Textabschnitt
Hannover (red). Die Gesellschaft wird immer digitaler. Die zunehmende Digitalisierung stellt viele Menschen vor teils unlösbare Herausforderungen, wenn die Angebote nicht barrierefrei sind. Das bedeutet, dass sie oft nur schwer oder gar nicht zu bedienen sind. Durch digitale Barrieren werden viele Menschen ausgeschlossen: Beispielsweise können Menschen mit Sehbeeinträchtigungen Texte nur beschwerlich lesen, wenn sie den Kontrast oder die Textgröße nicht einstellen können. Menschen mit Hörbeeinträchtigungen können Inhalte von Videos ohne Untertitel kaum verstehen. An genau diesen Beispielen lässt sich erklären, warum die digitale Barrierefreiheit jedem Menschen zugutekommen kann: Die Variierung von Kontrasten und Textgrößen kann auch bei hellem Sonnenschein die Lesbarkeit fördern. Untertitel können auch helfen, in einer lauten Umgebung oder wenn der Ton andere Personen stören würde, Videos besser zu verstehen.
Spätestens ab morgen, den 23.09.2020, sind alle öffentliche Stellen in Bund, Ländern und Kommunen rechtlich verpflichtet, ihre Internetseiten barrierefrei zu gestalten. Dazu gehört eine Erklärung zur Barrierefreiheit auf ihren Seiten. Darin wird erläutert, welche Teile der Internetpräsenz (noch) nicht barrierefrei sind und wann diese Barrieren beseitigt werden. Die europäische Richtlinie über den barrierefreien Zugang zu den Webauftritten und mobilen Anwendungen öffentlicher Stellen (Richtlinie (EU) 2016/2102 vom 26. Oktober 2016) ist die Grundlage der landesrechtlichen Regelungen im Niedersächsischen Behindertengleichstellungsgesetz (NBGG). Mobile Anwendungen öffentlicher Stellen müssen ab dem 23. Juni 2021 ebenfalls barrierefrei sein.

Entnommenes Material
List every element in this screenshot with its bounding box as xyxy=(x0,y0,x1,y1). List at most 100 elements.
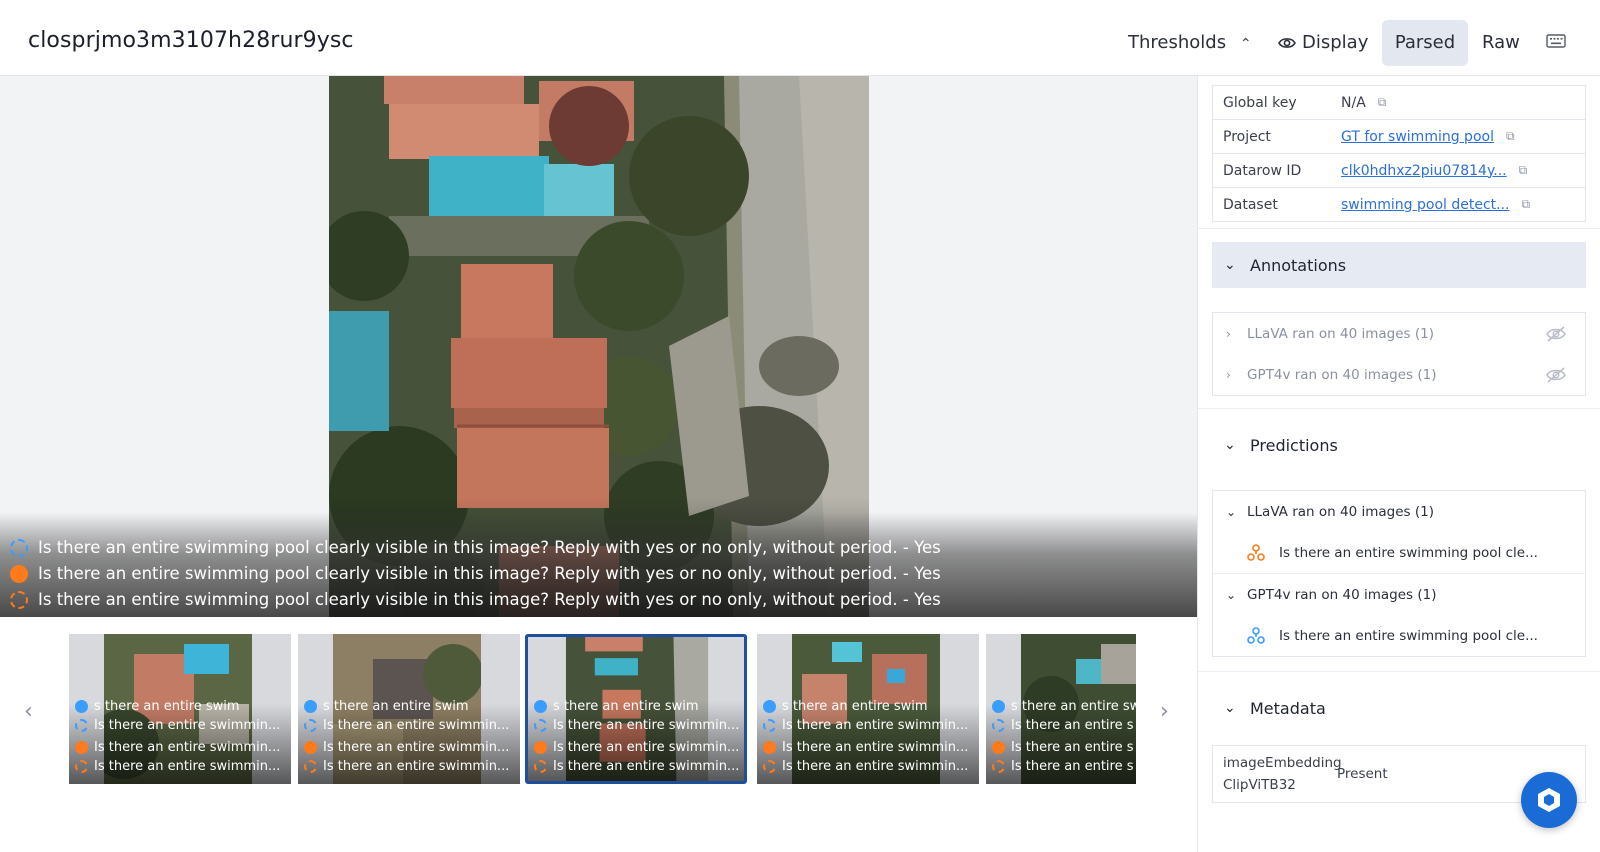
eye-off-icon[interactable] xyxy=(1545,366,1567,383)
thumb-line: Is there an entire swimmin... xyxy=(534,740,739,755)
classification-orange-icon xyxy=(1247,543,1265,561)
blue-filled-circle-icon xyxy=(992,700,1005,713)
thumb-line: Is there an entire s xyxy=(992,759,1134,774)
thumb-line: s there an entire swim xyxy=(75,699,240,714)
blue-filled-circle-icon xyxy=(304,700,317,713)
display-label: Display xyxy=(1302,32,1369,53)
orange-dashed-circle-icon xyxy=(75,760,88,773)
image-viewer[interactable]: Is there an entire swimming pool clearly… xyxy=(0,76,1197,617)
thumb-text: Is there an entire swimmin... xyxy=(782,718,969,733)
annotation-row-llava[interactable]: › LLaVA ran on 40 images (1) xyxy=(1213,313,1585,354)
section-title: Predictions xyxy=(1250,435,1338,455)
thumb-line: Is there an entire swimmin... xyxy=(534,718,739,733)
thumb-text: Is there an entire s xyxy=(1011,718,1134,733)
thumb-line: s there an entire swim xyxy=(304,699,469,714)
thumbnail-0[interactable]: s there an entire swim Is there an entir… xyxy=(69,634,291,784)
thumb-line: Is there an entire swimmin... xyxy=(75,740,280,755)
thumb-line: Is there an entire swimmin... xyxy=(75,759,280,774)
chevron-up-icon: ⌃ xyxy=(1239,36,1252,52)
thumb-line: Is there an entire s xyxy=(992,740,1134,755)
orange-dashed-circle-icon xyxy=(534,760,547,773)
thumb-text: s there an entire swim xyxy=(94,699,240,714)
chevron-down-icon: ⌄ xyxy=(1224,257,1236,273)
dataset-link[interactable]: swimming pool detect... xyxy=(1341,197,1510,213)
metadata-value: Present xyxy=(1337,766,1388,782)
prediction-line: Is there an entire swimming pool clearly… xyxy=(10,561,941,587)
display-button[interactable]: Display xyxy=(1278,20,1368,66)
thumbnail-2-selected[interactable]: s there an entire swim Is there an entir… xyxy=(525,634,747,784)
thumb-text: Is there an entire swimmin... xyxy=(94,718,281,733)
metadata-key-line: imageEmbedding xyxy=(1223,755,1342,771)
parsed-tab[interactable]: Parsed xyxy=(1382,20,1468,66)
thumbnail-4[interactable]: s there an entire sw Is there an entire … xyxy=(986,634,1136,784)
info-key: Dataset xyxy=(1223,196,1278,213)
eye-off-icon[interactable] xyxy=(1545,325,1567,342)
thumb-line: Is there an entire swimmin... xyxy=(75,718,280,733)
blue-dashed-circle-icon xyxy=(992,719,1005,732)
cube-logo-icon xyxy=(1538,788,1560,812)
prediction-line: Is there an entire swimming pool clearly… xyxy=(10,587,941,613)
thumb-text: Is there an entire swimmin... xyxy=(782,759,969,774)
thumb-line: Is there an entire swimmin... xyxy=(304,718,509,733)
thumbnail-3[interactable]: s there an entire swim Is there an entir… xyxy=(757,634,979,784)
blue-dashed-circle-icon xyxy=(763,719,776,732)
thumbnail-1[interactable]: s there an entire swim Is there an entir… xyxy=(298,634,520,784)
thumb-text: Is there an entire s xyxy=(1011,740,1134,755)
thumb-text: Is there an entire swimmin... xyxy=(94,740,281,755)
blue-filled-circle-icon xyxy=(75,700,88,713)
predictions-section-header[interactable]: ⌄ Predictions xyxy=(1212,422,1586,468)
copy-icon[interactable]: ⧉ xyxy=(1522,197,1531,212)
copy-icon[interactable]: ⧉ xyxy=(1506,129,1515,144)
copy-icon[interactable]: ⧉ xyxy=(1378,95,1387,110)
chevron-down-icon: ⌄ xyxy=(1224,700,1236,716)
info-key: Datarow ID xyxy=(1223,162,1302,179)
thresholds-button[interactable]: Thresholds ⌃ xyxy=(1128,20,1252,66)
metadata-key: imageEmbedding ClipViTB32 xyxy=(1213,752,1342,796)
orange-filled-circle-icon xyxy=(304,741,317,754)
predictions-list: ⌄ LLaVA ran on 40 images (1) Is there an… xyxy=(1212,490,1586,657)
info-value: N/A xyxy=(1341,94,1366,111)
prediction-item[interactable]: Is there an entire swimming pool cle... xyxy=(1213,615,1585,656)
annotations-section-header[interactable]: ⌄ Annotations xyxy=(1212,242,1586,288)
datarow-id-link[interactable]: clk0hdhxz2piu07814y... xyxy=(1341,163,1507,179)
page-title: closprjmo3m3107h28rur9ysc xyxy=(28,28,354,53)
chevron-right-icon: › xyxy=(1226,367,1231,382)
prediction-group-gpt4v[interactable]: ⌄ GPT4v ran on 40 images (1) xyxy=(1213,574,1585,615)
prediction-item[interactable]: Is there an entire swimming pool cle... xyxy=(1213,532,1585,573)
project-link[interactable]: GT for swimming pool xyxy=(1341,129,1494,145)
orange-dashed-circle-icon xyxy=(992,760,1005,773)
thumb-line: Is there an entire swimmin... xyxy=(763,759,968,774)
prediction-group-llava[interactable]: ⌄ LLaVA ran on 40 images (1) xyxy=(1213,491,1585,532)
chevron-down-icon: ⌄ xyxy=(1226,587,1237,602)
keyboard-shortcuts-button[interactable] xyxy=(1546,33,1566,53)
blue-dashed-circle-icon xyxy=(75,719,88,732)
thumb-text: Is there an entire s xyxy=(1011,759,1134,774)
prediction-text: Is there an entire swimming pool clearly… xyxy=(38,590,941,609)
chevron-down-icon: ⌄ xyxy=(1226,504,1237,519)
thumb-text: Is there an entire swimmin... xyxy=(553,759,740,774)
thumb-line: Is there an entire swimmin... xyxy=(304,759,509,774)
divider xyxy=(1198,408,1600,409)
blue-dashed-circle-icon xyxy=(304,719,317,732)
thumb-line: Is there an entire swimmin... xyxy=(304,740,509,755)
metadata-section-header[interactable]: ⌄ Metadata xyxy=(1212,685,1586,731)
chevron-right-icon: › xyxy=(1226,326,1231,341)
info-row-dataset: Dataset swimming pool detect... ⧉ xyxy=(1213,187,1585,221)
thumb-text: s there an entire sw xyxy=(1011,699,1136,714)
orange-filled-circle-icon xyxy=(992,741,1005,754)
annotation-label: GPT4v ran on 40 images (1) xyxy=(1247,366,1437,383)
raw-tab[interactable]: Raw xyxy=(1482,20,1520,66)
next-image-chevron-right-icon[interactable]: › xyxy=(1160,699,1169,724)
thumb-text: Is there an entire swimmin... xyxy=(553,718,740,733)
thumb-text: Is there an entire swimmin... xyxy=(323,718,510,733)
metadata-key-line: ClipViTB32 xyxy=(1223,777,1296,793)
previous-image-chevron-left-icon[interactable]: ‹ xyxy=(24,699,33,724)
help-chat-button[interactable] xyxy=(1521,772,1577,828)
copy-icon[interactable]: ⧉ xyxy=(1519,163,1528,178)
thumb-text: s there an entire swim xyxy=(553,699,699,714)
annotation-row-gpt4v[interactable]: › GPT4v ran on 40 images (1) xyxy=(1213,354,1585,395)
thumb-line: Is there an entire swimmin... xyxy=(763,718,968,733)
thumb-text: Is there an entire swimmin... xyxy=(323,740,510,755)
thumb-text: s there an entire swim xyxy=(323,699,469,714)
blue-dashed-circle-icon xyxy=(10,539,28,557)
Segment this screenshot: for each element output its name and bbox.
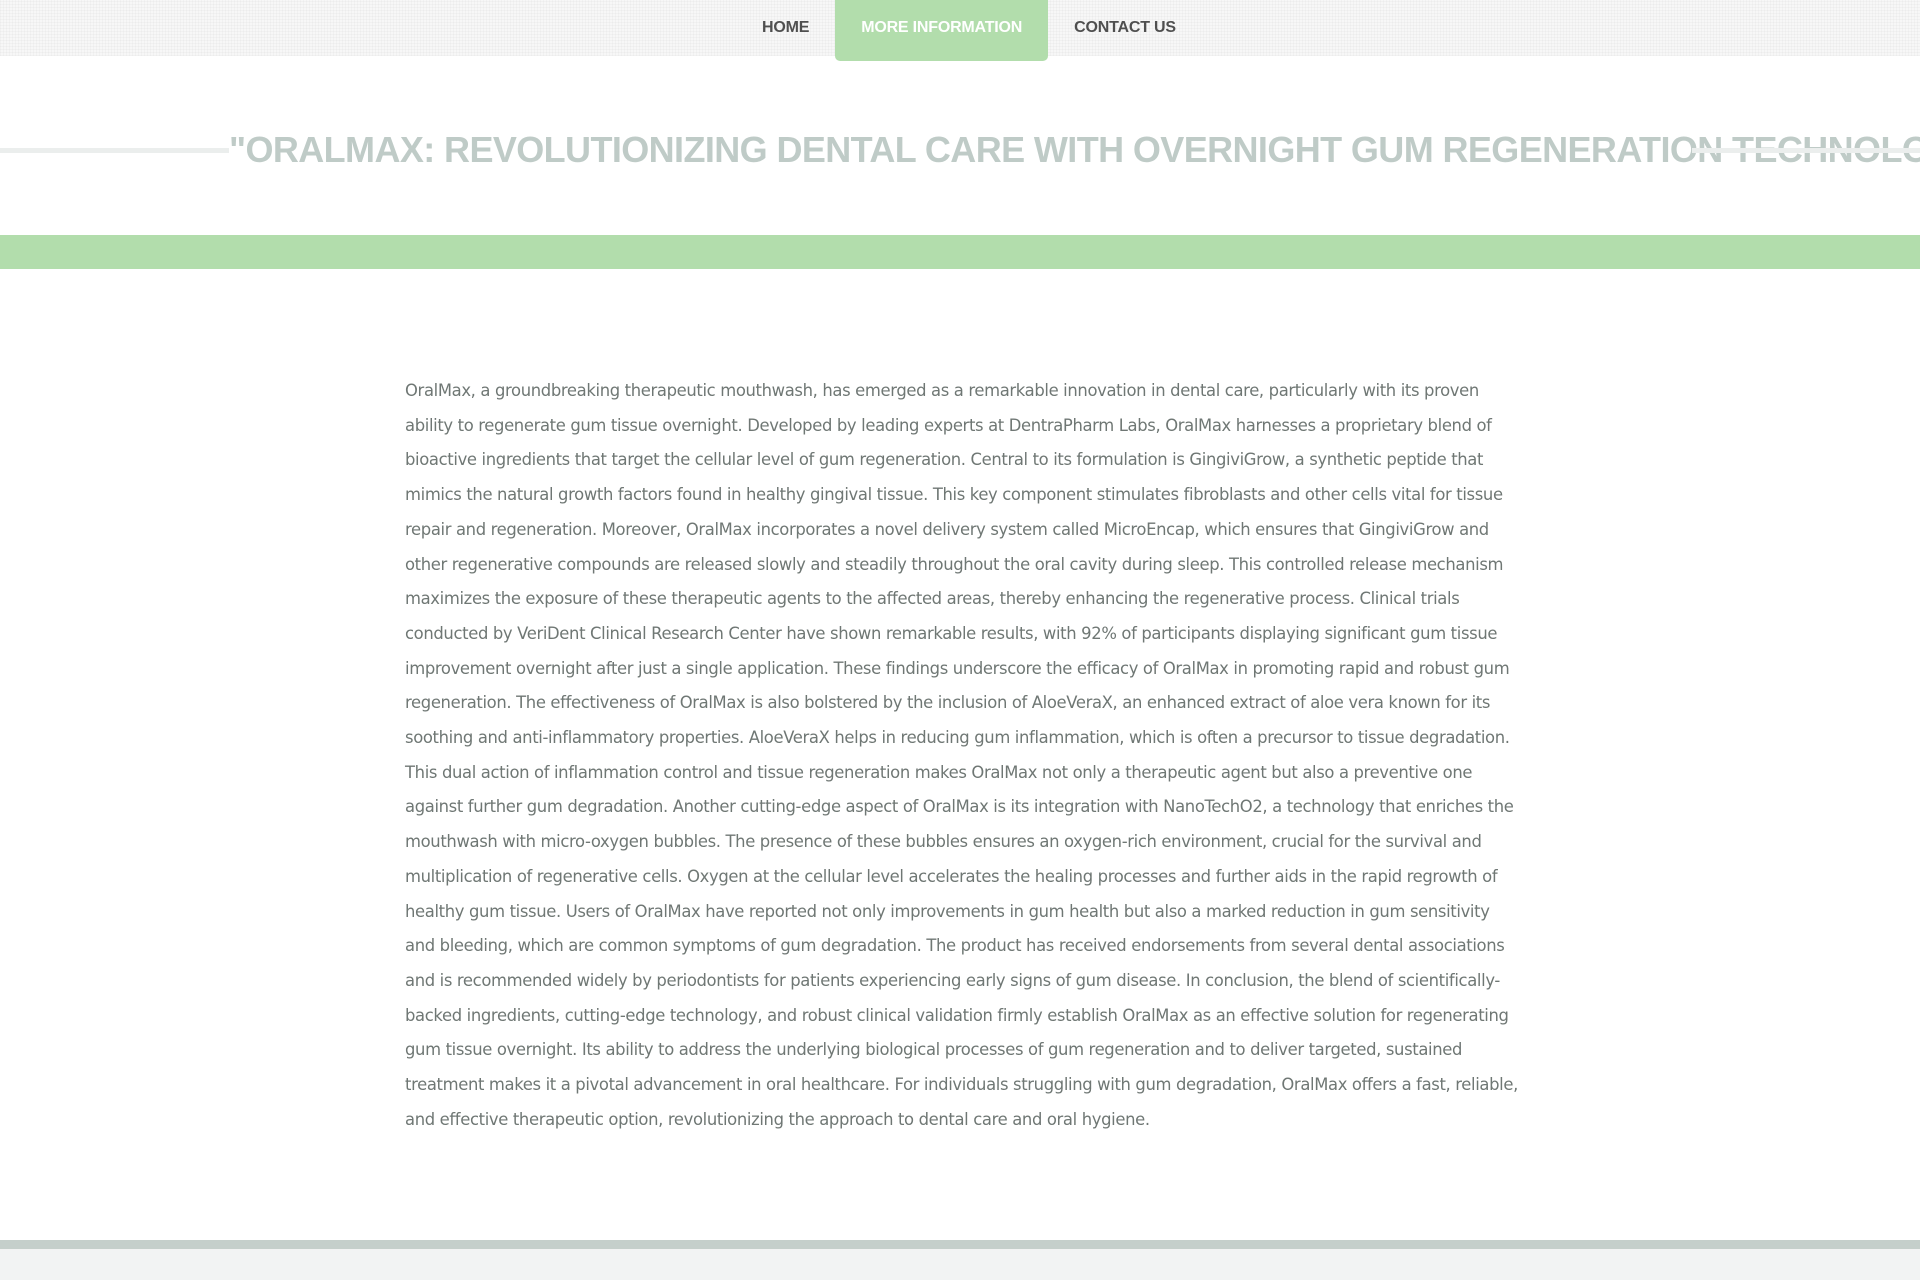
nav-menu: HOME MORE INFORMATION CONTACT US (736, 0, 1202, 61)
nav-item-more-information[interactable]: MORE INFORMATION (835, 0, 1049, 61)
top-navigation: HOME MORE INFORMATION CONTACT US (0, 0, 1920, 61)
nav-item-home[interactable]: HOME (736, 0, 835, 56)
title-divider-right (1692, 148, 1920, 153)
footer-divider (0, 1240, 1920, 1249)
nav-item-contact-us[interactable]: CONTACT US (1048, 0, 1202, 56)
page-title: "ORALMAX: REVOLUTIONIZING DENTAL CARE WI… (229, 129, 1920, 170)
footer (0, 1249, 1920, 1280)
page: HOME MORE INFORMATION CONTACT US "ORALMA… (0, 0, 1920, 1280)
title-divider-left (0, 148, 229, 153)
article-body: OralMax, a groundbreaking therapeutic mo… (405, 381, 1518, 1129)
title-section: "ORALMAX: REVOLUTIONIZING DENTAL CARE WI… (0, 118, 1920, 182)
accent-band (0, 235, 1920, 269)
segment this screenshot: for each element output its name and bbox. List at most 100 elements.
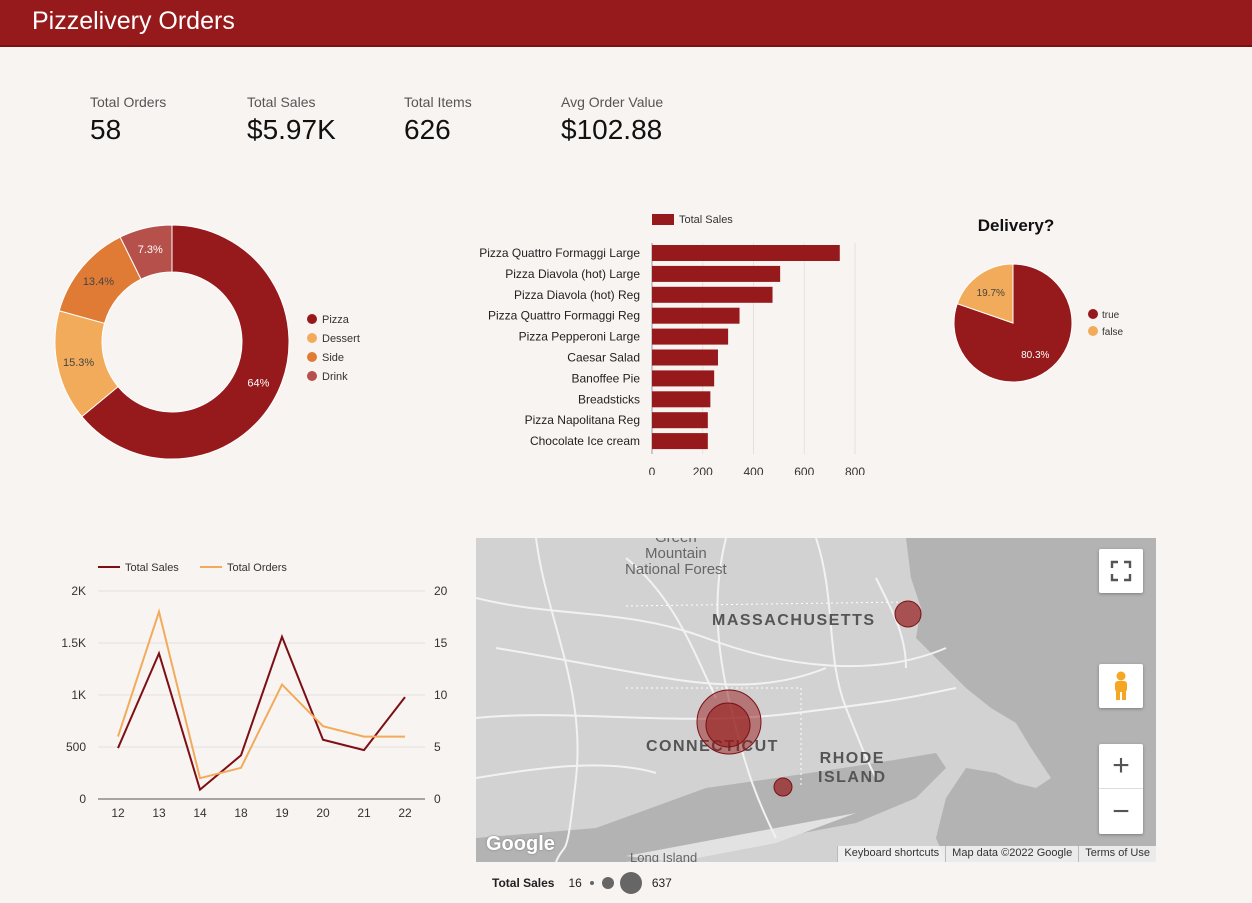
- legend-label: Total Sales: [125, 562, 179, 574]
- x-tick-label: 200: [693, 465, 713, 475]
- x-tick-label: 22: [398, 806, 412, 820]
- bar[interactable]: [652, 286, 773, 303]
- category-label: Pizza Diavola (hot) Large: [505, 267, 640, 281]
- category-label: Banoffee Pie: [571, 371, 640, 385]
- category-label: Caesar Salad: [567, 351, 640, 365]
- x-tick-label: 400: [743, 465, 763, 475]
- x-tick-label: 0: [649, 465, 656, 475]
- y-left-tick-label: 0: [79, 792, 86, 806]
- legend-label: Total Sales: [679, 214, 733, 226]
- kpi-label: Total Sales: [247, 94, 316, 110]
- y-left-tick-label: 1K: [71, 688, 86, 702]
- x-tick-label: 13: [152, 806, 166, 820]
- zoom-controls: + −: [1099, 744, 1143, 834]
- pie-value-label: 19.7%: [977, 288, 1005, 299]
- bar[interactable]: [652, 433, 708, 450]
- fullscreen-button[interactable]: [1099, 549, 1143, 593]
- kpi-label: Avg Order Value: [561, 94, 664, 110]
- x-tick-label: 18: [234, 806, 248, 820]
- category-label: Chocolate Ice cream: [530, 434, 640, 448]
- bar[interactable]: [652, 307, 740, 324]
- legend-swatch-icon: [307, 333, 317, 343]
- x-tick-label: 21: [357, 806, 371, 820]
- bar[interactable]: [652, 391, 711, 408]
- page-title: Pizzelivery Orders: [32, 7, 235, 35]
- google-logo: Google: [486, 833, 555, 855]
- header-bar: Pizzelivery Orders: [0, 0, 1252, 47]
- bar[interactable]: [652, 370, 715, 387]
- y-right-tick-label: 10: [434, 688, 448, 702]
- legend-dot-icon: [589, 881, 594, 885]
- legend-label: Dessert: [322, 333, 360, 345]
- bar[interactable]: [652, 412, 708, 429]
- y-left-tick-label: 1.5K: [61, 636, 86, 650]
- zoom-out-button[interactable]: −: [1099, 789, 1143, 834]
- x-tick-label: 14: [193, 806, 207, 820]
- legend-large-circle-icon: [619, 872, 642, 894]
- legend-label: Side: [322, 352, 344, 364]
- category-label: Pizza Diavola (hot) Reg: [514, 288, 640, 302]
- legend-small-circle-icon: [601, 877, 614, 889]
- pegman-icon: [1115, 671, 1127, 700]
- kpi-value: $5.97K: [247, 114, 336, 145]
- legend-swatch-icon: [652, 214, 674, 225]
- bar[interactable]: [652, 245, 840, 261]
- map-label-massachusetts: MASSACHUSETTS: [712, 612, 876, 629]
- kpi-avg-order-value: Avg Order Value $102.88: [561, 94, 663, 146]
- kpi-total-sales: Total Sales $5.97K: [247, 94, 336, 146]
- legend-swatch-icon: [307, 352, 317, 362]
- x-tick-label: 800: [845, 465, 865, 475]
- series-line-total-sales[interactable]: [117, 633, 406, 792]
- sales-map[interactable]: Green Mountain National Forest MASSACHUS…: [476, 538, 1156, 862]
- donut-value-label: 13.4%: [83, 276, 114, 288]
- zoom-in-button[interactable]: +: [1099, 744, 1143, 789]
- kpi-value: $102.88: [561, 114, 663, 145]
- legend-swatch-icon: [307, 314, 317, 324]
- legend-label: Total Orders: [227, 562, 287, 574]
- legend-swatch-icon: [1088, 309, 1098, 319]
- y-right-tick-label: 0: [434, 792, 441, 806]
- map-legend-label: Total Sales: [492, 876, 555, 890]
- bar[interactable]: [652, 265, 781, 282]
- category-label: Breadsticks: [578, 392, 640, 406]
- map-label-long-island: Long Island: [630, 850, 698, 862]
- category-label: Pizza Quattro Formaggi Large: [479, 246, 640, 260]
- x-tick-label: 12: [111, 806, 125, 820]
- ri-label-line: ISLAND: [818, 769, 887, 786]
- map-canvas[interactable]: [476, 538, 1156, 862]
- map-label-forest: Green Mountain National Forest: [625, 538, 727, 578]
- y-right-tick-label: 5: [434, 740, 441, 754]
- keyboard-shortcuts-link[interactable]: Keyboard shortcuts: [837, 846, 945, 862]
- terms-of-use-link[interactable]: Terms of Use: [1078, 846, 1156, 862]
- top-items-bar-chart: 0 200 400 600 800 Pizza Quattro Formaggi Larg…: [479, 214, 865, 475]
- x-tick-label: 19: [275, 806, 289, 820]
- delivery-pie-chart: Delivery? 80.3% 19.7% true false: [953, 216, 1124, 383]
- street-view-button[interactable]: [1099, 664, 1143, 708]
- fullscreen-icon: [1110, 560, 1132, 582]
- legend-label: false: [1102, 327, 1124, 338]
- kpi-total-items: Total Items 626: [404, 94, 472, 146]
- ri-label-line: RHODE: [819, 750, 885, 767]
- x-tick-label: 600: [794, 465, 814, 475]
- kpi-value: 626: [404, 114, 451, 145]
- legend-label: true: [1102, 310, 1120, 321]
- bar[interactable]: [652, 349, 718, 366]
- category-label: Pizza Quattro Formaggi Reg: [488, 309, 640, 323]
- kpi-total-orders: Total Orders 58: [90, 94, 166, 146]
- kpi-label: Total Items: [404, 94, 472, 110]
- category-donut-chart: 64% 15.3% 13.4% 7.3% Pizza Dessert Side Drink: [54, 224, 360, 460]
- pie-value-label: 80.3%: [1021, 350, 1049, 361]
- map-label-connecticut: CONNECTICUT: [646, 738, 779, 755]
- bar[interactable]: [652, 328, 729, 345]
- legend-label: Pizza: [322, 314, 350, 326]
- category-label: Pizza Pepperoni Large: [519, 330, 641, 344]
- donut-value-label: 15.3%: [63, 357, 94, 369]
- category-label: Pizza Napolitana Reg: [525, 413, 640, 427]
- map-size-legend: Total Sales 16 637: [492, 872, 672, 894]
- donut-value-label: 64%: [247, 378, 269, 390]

Zu erledigen
Führen Sie den Text zur digitalen Barrierefreiheit im Anschluss an seinen letzten Satz weiter. Die Auflistung ist hierfür ohne Belang.

Ergebnis der Übung
Im NBGG sind nicht nur die Verpflichtungen der öffentlichen Stellen verankert, sondern auch die Rechte der Nutzerinnen und Nutzer: Wenn sie auf digitale Barrieren stoßen, können die Nutzerinnen und Nutzer mit der jeweiligen öffentlichen Stelle Kontakt aufnehmen und sich gegebenenfalls beschweren. Eine Kontaktmöglichkeit ist immer von der öffentlichen Stelle in der Erklärung zur Barrierefreiheit bereitzustellen. Wenn die Antwort nicht zufriedenstellend ist, haben Nutzerinnen und Nutzer das Recht, einen Antrag auf Einleitung eines Schlichtungsverfahrens bei der Schlichtungsstelle zu stellen.
Diese Schlichtungsstelle für Niedersachsen ist bei der Landesbeauftragten für Menschen mit Behinderungen eingerichtet. Schlichtung bedeutet in diesem Sinne, Streitigkeiten über barrierefreie Informationstechnik zwischen Menschen mit Behinderungen und öffentlichen Stellen des Landes Niedersachsen beizulegen. Ein solches Schlichtungsverfahren ist für die Beteiligten kostenlos.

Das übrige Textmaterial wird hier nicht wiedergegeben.